▶ _Exercise prompt_:
Lines holding the string "الاسلامى" are the ones to copy from this listing.

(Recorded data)
---

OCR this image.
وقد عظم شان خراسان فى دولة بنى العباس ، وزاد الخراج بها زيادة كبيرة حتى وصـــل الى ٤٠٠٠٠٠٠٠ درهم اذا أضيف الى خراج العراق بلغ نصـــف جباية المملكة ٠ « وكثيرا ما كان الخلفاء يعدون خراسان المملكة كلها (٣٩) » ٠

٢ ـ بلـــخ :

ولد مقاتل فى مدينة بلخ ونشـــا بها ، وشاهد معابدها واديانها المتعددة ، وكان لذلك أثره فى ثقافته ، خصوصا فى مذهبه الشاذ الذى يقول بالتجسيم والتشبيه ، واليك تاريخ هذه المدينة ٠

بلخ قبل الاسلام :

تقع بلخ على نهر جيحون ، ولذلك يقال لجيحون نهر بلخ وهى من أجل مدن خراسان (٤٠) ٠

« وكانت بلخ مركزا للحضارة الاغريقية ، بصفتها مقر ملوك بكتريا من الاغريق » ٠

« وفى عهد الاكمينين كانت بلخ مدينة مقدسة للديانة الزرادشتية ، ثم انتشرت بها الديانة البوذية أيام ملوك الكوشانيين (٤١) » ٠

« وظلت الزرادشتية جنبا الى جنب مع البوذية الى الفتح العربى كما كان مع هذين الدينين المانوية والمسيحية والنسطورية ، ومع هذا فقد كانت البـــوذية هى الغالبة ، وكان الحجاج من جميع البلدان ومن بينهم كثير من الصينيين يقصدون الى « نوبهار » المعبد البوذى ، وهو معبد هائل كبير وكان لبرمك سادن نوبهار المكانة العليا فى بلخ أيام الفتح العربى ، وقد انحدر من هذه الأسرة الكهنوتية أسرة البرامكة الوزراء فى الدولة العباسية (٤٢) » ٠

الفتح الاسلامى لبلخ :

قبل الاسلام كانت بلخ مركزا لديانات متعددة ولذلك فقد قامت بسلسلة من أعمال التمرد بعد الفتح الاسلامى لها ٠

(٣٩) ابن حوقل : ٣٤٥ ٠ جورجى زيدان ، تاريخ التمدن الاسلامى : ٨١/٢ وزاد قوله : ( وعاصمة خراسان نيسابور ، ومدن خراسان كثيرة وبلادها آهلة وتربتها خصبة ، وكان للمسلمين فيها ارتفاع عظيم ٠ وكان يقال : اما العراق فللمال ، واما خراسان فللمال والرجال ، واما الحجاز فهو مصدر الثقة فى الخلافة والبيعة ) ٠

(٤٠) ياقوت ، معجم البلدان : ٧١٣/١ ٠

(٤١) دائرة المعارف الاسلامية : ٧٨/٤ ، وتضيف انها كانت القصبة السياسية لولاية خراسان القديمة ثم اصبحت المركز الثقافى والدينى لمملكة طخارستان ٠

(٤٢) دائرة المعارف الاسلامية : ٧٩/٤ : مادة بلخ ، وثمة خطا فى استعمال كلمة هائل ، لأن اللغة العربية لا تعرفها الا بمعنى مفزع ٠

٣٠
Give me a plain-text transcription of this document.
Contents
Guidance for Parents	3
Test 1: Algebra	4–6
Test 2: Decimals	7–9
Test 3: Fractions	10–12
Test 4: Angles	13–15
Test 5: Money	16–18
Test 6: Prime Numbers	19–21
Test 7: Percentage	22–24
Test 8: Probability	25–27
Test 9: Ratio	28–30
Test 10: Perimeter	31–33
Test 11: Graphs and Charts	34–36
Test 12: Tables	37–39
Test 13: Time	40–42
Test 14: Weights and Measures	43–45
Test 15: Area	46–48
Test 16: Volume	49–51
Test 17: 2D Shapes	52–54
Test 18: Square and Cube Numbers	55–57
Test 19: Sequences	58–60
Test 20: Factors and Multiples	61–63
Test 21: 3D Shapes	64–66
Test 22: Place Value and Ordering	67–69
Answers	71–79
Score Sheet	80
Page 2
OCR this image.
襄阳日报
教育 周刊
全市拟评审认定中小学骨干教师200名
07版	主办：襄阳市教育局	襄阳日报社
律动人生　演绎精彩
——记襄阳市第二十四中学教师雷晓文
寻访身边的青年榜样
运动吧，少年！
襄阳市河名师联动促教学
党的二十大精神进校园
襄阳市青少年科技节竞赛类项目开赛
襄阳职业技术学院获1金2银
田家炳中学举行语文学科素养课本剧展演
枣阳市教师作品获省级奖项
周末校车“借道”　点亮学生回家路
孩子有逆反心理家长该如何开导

---

▶ _Response to the exercise_:
الفتح الاسلامى لبلخ :
قبل الاسلام كانت بلخ مركزا لديانات متعددة ولذلك فقد قامت بسلسلة من أعمال التمرد بعد الفتح الاسلامى لها ٠
(٣٩) ابن حوقل : ٣٤٥ ٠ جورجى زيدان ، تاريخ التمدن الاسلامى : ٨١/٢ وزاد قوله : ( وعاصمة خراسان نيسابور ، ومدن خراسان كثيرة وبلادها آهلة وتربتها خصبة ، وكان للمسلمين فيها ارتفاع عظيم ٠ وكان يقال : اما العراق فللمال ، واما خراسان فللمال والرجال ، واما الحجاز فهو مصدر الثقة فى الخلافة والبيعة ) ٠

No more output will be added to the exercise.